■ **Records for the task**

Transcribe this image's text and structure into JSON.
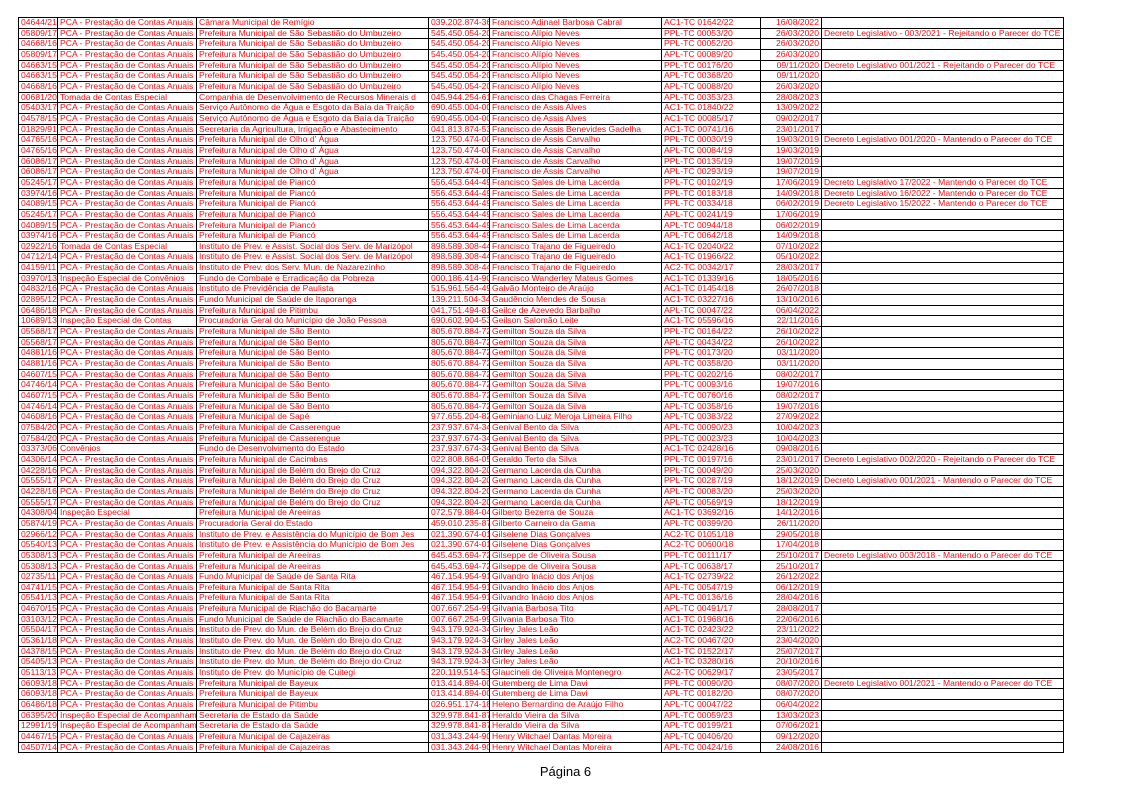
{
  "table": {
    "rows": [
      [
        "04644/21",
        "PCA - Prestação de Contas Anuais",
        "Câmara Municipal de Remígio",
        "039.202.874-36",
        "Francisco Adinael Barbosa Cabral",
        "AC1-TC 01642/22",
        "16/08/2022"
      ],
      [
        "05809/17",
        "PCA - Prestação de Contas Anuais",
        "Prefeitura Municipal de São Sebastião do Umbuzeiro",
        "545.450.054-20",
        "Francisco Alípio Neves",
        "PPL-TC 00053/20",
        "26/03/2020",
        "Decreto Legislativo - 003/2021 - Rejeitando o Parecer do TCE"
      ],
      [
        "04668/16",
        "PCA - Prestação de Contas Anuais",
        "Prefeitura Municipal de São Sebastião do Umbuzeiro",
        "545.450.054-20",
        "Francisco Alípio Neves",
        "PPL-TC 00052/20",
        "26/03/2020"
      ],
      [
        "05809/17",
        "PCA - Prestação de Contas Anuais",
        "Prefeitura Municipal de São Sebastião do Umbuzeiro",
        "545.450.054-20",
        "Francisco Alípio Neves",
        "APL-TC 00089/20",
        "26/03/2020"
      ],
      [
        "04663/15",
        "PCA - Prestação de Contas Anuais",
        "Prefeitura Municipal de São Sebastião do Umbuzeiro",
        "545.450.054-20",
        "Francisco Alípio Neves",
        "PPL-TC 00176/20",
        "09/11/2020",
        "Decreto Legislativo 001/2021 - Rejeitando o Parecer do TCE"
      ],
      [
        "04663/15",
        "PCA - Prestação de Contas Anuais",
        "Prefeitura Municipal de São Sebastião do Umbuzeiro",
        "545.450.054-20",
        "Francisco Alípio Neves",
        "APL-TC 00368/20",
        "09/11/2020"
      ],
      [
        "04668/16",
        "PCA - Prestação de Contas Anuais",
        "Prefeitura Municipal de São Sebastião do Umbuzeiro",
        "545.450.054-20",
        "Francisco Alípio Neves",
        "APL-TC 00088/20",
        "26/03/2020"
      ],
      [
        "00681/20",
        "Tomada de Contas Especial",
        "Companhia de Desenvolvimento de Recursos Minerais d",
        "045.944.254-61",
        "Francisco das Chagas Ferreira",
        "APL-TC 00353/23",
        "28/08/2023"
      ],
      [
        "05403/17",
        "PCA - Prestação de Contas Anuais",
        "Serviço Autônomo de Água e Esgoto da Baía da Traição",
        "690.455.004-00",
        "Francisco de Assis Alves",
        "AC1-TC 01840/22",
        "13/09/2022"
      ],
      [
        "04578/15",
        "PCA - Prestação de Contas Anuais",
        "Serviço Autônomo de Água e Esgoto da Baía da Traição",
        "690.455.004-00",
        "Francisco de Assis Alves",
        "AC1-TC 00085/17",
        "09/02/2017"
      ],
      [
        "01829/91",
        "PCA - Prestação de Contas Anuais",
        "Secretaria da Agricultura, Irrigação e Abastecimento",
        "041.813.874-53",
        "Francisco de Assis Benevides Gadelha",
        "AC1-TC 00741/16",
        "23/01/2017"
      ],
      [
        "04765/16",
        "PCA - Prestação de Contas Anuais",
        "Prefeitura Municipal de Olho d' Água",
        "123.750.474-00",
        "Francisco de Assis Carvalho",
        "PPL-TC 00030/19",
        "19/03/2019",
        "Decreto Legislativo 001/2020 - Mantendo o Parecer do TCE"
      ],
      [
        "04765/16",
        "PCA - Prestação de Contas Anuais",
        "Prefeitura Municipal de Olho d' Água",
        "123.750.474-00",
        "Francisco de Assis Carvalho",
        "APL-TC 00084/19",
        "19/03/2019"
      ],
      [
        "06086/17",
        "PCA - Prestação de Contas Anuais",
        "Prefeitura Municipal de Olho d' Água",
        "123.750.474-00",
        "Francisco de Assis Carvalho",
        "PPL-TC 00135/19",
        "19/07/2019"
      ],
      [
        "06086/17",
        "PCA - Prestação de Contas Anuais",
        "Prefeitura Municipal de Olho d' Água",
        "123.750.474-00",
        "Francisco de Assis Carvalho",
        "APL-TC 00293/19",
        "19/07/2019"
      ],
      [
        "05245/17",
        "PCA - Prestação de Contas Anuais",
        "Prefeitura Municipal de Piancó",
        "556.453.644-49",
        "Francisco Sales de Lima Lacerda",
        "PPL-TC 00102/19",
        "17/06/2019",
        "Decreto Legislativo 17/2022 - Mantendo o Parecer do TCE"
      ],
      [
        "03974/16",
        "PCA - Prestação de Contas Anuais",
        "Prefeitura Municipal de Piancó",
        "556.453.644-49",
        "Francisco Sales de Lima Lacerda",
        "PPL-TC 00183/18",
        "14/09/2018",
        "Decreto Legislativo 16/2022 - Mantendo o Parecer do TCE"
      ],
      [
        "04089/15",
        "PCA - Prestação de Contas Anuais",
        "Prefeitura Municipal de Piancó",
        "556.453.644-49",
        "Francisco Sales de Lima Lacerda",
        "PPL-TC 00334/18",
        "06/02/2019",
        "Decreto Legislativo 15/2022 - Mantendo o Parecer do TCE"
      ],
      [
        "05245/17",
        "PCA - Prestação de Contas Anuais",
        "Prefeitura Municipal de Piancó",
        "556.453.644-49",
        "Francisco Sales de Lima Lacerda",
        "APL-TC 00241/19",
        "17/06/2019"
      ],
      [
        "04089/15",
        "PCA - Prestação de Contas Anuais",
        "Prefeitura Municipal de Piancó",
        "556.453.644-49",
        "Francisco Sales de Lima Lacerda",
        "APL-TC 00944/18",
        "06/02/2019"
      ],
      [
        "03974/16",
        "PCA - Prestação de Contas Anuais",
        "Prefeitura Municipal de Piancó",
        "556.453.644-49",
        "Francisco Sales de Lima Lacerda",
        "APL-TC 00642/18",
        "14/09/2018"
      ],
      [
        "02922/16",
        "Tomada de Contas Especial",
        "Instituto de Prev. e Assist. Social dos Serv. de Marizópol",
        "898.589.308-44",
        "Francisco Trajano de Figueiredo",
        "AC1-TC 02040/22",
        "07/10/2022"
      ],
      [
        "04712/14",
        "PCA - Prestação de Contas Anuais",
        "Instituto de Prev. e Assist. Social dos Serv. de Marizópol",
        "898.589.308-44",
        "Francisco Trajano de Figueiredo",
        "AC1-TC 01966/22",
        "05/10/2022"
      ],
      [
        "04159/11",
        "PCA - Prestação de Contas Anuais",
        "Instituto de Prev. dos Serv. Mun. de Nazarezinho",
        "898.589.308-44",
        "Francisco Trajano de Figueiredo",
        "AC2-TC 00342/17",
        "28/03/2017"
      ],
      [
        "03970/13",
        "Inspeção Especial de Convênios",
        "Fundo de Combate e Erradicação da Pobreza",
        "000.186.414-90",
        "Francisco Wanderley Mateus Gomes",
        "AC1-TC 01339/16",
        "18/05/2016"
      ],
      [
        "04832/16",
        "PCA - Prestação de Contas Anuais",
        "Instituto de Previdência de Paulista",
        "515.961.564-49",
        "Galvão Monteiro de Araújo",
        "AC1-TC 01454/18",
        "26/07/2018"
      ],
      [
        "02895/12",
        "PCA - Prestação de Contas Anuais",
        "Fundo Municipal de Saúde de Itaporanga",
        "139.211.504-34",
        "Gaudêncio Mendes de Sousa",
        "AC1-TC 03227/16",
        "13/10/2016"
      ],
      [
        "06486/18",
        "PCA - Prestação de Contas Anuais",
        "Prefeitura Municipal de Pitimbu",
        "041.751.494-81",
        "Geilce de Azevedo Barbalho",
        "APL-TC 00047/22",
        "06/04/2022"
      ],
      [
        "10689/13",
        "Inspeção Especial de Contas",
        "Procuradoria Geral do Município de João Pessoa",
        "690.602.904-53",
        "Geilson Salomão Leite",
        "AC1-TC 05596/16",
        "22/11/2016"
      ],
      [
        "05568/17",
        "PCA - Prestação de Contas Anuais",
        "Prefeitura Municipal de São Bento",
        "805.670.884-72",
        "Gemilton Souza da Silva",
        "PPL-TC 00164/22",
        "26/10/2022"
      ],
      [
        "05568/17",
        "PCA - Prestação de Contas Anuais",
        "Prefeitura Municipal de São Bento",
        "805.670.884-72",
        "Gemilton Souza da Silva",
        "APL-TC 00434/22",
        "26/10/2022"
      ],
      [
        "04881/16",
        "PCA - Prestação de Contas Anuais",
        "Prefeitura Municipal de São Bento",
        "805.670.884-72",
        "Gemilton Souza da Silva",
        "PPL-TC 00173/20",
        "03/11/2020"
      ],
      [
        "04881/16",
        "PCA - Prestação de Contas Anuais",
        "Prefeitura Municipal de São Bento",
        "805.670.884-72",
        "Gemilton Souza da Silva",
        "APL-TC 00358/20",
        "03/11/2020"
      ],
      [
        "04607/15",
        "PCA - Prestação de Contas Anuais",
        "Prefeitura Municipal de São Bento",
        "805.670.884-72",
        "Gemilton Souza da Silva",
        "PPL-TC 00202/16",
        "08/02/2017"
      ],
      [
        "04746/14",
        "PCA - Prestação de Contas Anuais",
        "Prefeitura Municipal de São Bento",
        "805.670.884-72",
        "Gemilton Souza da Silva",
        "PPL-TC 00093/16",
        "19/07/2016"
      ],
      [
        "04607/15",
        "PCA - Prestação de Contas Anuais",
        "Prefeitura Municipal de São Bento",
        "805.670.884-72",
        "Gemilton Souza da Silva",
        "APL-TC 00760/16",
        "08/02/2017"
      ],
      [
        "04746/14",
        "PCA - Prestação de Contas Anuais",
        "Prefeitura Municipal de São Bento",
        "805.670.884-72",
        "Gemilton Souza da Silva",
        "APL-TC 00358/16",
        "19/07/2016"
      ],
      [
        "04608/16",
        "PCA - Prestação de Contas Anuais",
        "Prefeitura Municipal de Sapé",
        "977.655.204-82",
        "Geminiano Luiz Meroja Limeira Filho",
        "APL-TC 00383/22",
        "27/09/2022"
      ],
      [
        "07584/20",
        "PCA - Prestação de Contas Anuais",
        "Prefeitura Municipal de Casserengue",
        "237.937.674-34",
        "Genival Bento da Silva",
        "APL-TC 00090/23",
        "10/04/2023"
      ],
      [
        "07584/20",
        "PCA - Prestação de Contas Anuais",
        "Prefeitura Municipal de Casserengue",
        "237.937.674-34",
        "Genival Bento da Silva",
        "PPL-TC 00023/23",
        "10/04/2023"
      ],
      [
        "03373/06",
        "Convênios",
        "Fundo de Desenvolvimento do Estado",
        "237.937.674-34",
        "Genival Bento da Silva",
        "AC1-TC 02428/16",
        "09/08/2016"
      ],
      [
        "04306/14",
        "PCA - Prestação de Contas Anuais",
        "Prefeitura Municipal de Cacimbas",
        "022.808.864-05",
        "Geraldo Terto da Silva",
        "PPL-TC 00197/16",
        "23/01/2017",
        "Decreto Legislativo 002/2020 - Rejeitando o Parecer do TCE"
      ],
      [
        "04228/16",
        "PCA - Prestação de Contas Anuais",
        "Prefeitura Municipal de Belém do Brejo do Cruz",
        "094.322.804-20",
        "Germano Lacerda da Cunha",
        "PPL-TC 00049/20",
        "25/03/2020"
      ],
      [
        "05555/17",
        "PCA - Prestação de Contas Anuais",
        "Prefeitura Municipal de Belém do Brejo do Cruz",
        "094.322.804-20",
        "Germano Lacerda da Cunha",
        "PPL-TC 00287/19",
        "18/12/2019",
        "Decreto Legislativo 001/2021 - Mantendo o Parecer do TCE"
      ],
      [
        "04228/16",
        "PCA - Prestação de Contas Anuais",
        "Prefeitura Municipal de Belém do Brejo do Cruz",
        "094.322.804-20",
        "Germano Lacerda da Cunha",
        "APL-TC 00083/20",
        "25/03/2020"
      ],
      [
        "05555/17",
        "PCA - Prestação de Contas Anuais",
        "Prefeitura Municipal de Belém do Brejo do Cruz",
        "094.322.804-20",
        "Germano Lacerda da Cunha",
        "APL-TC 00569/19",
        "18/12/2019"
      ],
      [
        "04308/04",
        "Inspeção Especial",
        "Prefeitura Municipal de Areeiras",
        "072.579.884-04",
        "Gilberto Bezerra de Souza",
        "AC1-TC 03692/16",
        "14/12/2016"
      ],
      [
        "05874/19",
        "PCA - Prestação de Contas Anuais",
        "Procuradoria Geral do Estado",
        "459.010.235-87",
        "Gilberto Carneiro da Gama",
        "APL-TC 00399/20",
        "26/11/2020"
      ],
      [
        "02966/12",
        "PCA - Prestação de Contas Anuais",
        "Instituto de Prev. e Assistência do Município de Bom Jes",
        "021.390.674-01",
        "Gilselene Dias Gonçalves",
        "AC2-TC 01051/18",
        "29/05/2018"
      ],
      [
        "05540/13",
        "PCA - Prestação de Contas Anuais",
        "Instituto de Prev. e Assistência do Município de Bom Jes",
        "021.390.674-01",
        "Gilselene Dias Gonçalves",
        "AC2-TC 00600/18",
        "17/04/2018"
      ],
      [
        "05308/13",
        "PCA - Prestação de Contas Anuais",
        "Prefeitura Municipal de Areeiras",
        "645.453.694-72",
        "Gilseppe de Oliveira Sousa",
        "PPL-TC 00111/17",
        "25/10/2017",
        "Decreto Legislativo 003/2018 - Mantendo o Parecer do TCE"
      ],
      [
        "05308/13",
        "PCA - Prestação de Contas Anuais",
        "Prefeitura Municipal de Areeiras",
        "645.453.694-72",
        "Gilseppe de Oliveira Sousa",
        "APL-TC 00638/17",
        "25/10/2017"
      ],
      [
        "02735/11",
        "PCA - Prestação de Contas Anuais",
        "Fundo Municipal de Saúde de Santa Rita",
        "467.154.954-91",
        "Gilvandro Inácio dos Anjos",
        "AC1-TC 02739/22",
        "26/12/2022"
      ],
      [
        "04741/15",
        "PCA - Prestação de Contas Anuais",
        "Prefeitura Municipal de Santa Rita",
        "467.154.954-91",
        "Gilvandro Inácio dos Anjos",
        "APL-TC 00547/19",
        "06/12/2019"
      ],
      [
        "05541/13",
        "PCA - Prestação de Contas Anuais",
        "Prefeitura Municipal de Santa Rita",
        "467.154.954-91",
        "Gilvandro Inácio dos Anjos",
        "APL-TC 00136/16",
        "28/04/2016"
      ],
      [
        "04670/15",
        "PCA - Prestação de Contas Anuais",
        "Prefeitura Municipal de Riachão do Bacamarte",
        "007.667.254-99",
        "Gilvania Barbosa Tito",
        "APL-TC 00491/17",
        "28/08/2017"
      ],
      [
        "03103/12",
        "PCA - Prestação de Contas Anuais",
        "Fundo Municipal de Saúde de Riachão do Bacamarte",
        "007.667.254-99",
        "Gilvania Barbosa Tito",
        "AC1-TC 01968/16",
        "22/06/2016"
      ],
      [
        "05504/17",
        "PCA - Prestação de Contas Anuais",
        "Instituto de Prev. do Mun. de Belém do Brejo do Cruz",
        "943.179.924-34",
        "Girley Jales Leão",
        "AC1-TC 02423/22",
        "23/11/2022"
      ],
      [
        "05361/18",
        "PCA - Prestação de Contas Anuais",
        "Instituto de Prev. do Mun. de Belém do Brejo do Cruz",
        "943.179.924-34",
        "Girley Jales Leão",
        "AC2-TC 00467/20",
        "23/04/2020"
      ],
      [
        "04378/15",
        "PCA - Prestação de Contas Anuais",
        "Instituto de Prev. do Mun. de Belém do Brejo do Cruz",
        "943.179.924-34",
        "Girley Jales Leão",
        "AC1-TC 01522/17",
        "25/07/2017"
      ],
      [
        "05405/13",
        "PCA - Prestação de Contas Anuais",
        "Instituto de Prev. do Mun. de Belém do Brejo do Cruz",
        "943.179.924-34",
        "Girley Jales Leão",
        "AC1-TC 03280/16",
        "20/10/2016"
      ],
      [
        "05113/13",
        "PCA - Prestação de Contas Anuais",
        "Instituto de Prev. do Município de Cuitegi",
        "220.119.514-53",
        "Glaucineli de Oliveira Montenegro",
        "AC2-TC 00629/17",
        "23/05/2017"
      ],
      [
        "06093/18",
        "PCA - Prestação de Contas Anuais",
        "Prefeitura Municipal de Bayeux",
        "013.414.894-00",
        "Gutemberg de Lima Davi",
        "PPL-TC 00090/20",
        "08/07/2020",
        "Decreto Legislativo 001/2021 - Mantendo o Parecer do TCE"
      ],
      [
        "06093/18",
        "PCA - Prestação de Contas Anuais",
        "Prefeitura Municipal de Bayeux",
        "013.414.894-00",
        "Gutemberg de Lima Davi",
        "APL-TC 00182/20",
        "08/07/2020"
      ],
      [
        "06486/18",
        "PCA - Prestação de Contas Anuais",
        "Prefeitura Municipal de Pitimbu",
        "026.951.174-18",
        "Heleno Bernardino de Araújo Filho",
        "APL-TC 00047/22",
        "06/04/2022"
      ],
      [
        "06395/20",
        "Inspeção Especial de Acompanhamen",
        "Secretaria de Estado da Saúde",
        "329.978.841-87",
        "Heraldo Vieira da Silva",
        "APL-TC 00059/23",
        "13/03/2023"
      ],
      [
        "12991/19",
        "Inspeção Especial de Acompanhamen",
        "Secretaria de Estado da Saúde",
        "329.978.841-87",
        "Heraldo Vieira da Silva",
        "APL-TC 00199/21",
        "07/06/2021"
      ],
      [
        "04467/15",
        "PCA - Prestação de Contas Anuais",
        "Prefeitura Municipal de Cajazeiras",
        "031.343.244-90",
        "Henry Witchael Dantas Moreira",
        "APL-TC 00406/20",
        "09/12/2020"
      ],
      [
        "04507/14",
        "PCA - Prestação de Contas Anuais",
        "Prefeitura Municipal de Cajazeiras",
        "031.343.244-90",
        "Henry Witchael Dantas Moreira",
        "APL-TC 00424/16",
        "24/08/2016"
      ]
    ]
  },
  "footer": {
    "page": "Página 6"
  }
}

■ **Problem to work on**
Look through the material above. Copy each line where the word "Decreto" appears.

■ **Correct output**
        "Decreto Legislativo - 003/2021 - Rejeitando o Parecer do TCE"
        "Decreto Legislativo 001/2021 - Rejeitando o Parecer do TCE"
        "Decreto Legislativo 001/2020 - Mantendo o Parecer do TCE"
        "Decreto Legislativo 17/2022 - Mantendo o Parecer do TCE"
        "Decreto Legislativo 16/2022 - Mantendo o Parecer do TCE"
        "Decreto Legislativo 15/2022 - Mantendo o Parecer do TCE"
        "Decreto Legislativo 002/2020 - Rejeitando o Parecer do TCE"
        "Decreto Legislativo 001/2021 - Mantendo o Parecer do TCE"
        "Decreto Legislativo 003/2018 - Mantendo o Parecer do TCE"
        "Decreto Legislativo 001/2021 - Mantendo o Parecer do TCE"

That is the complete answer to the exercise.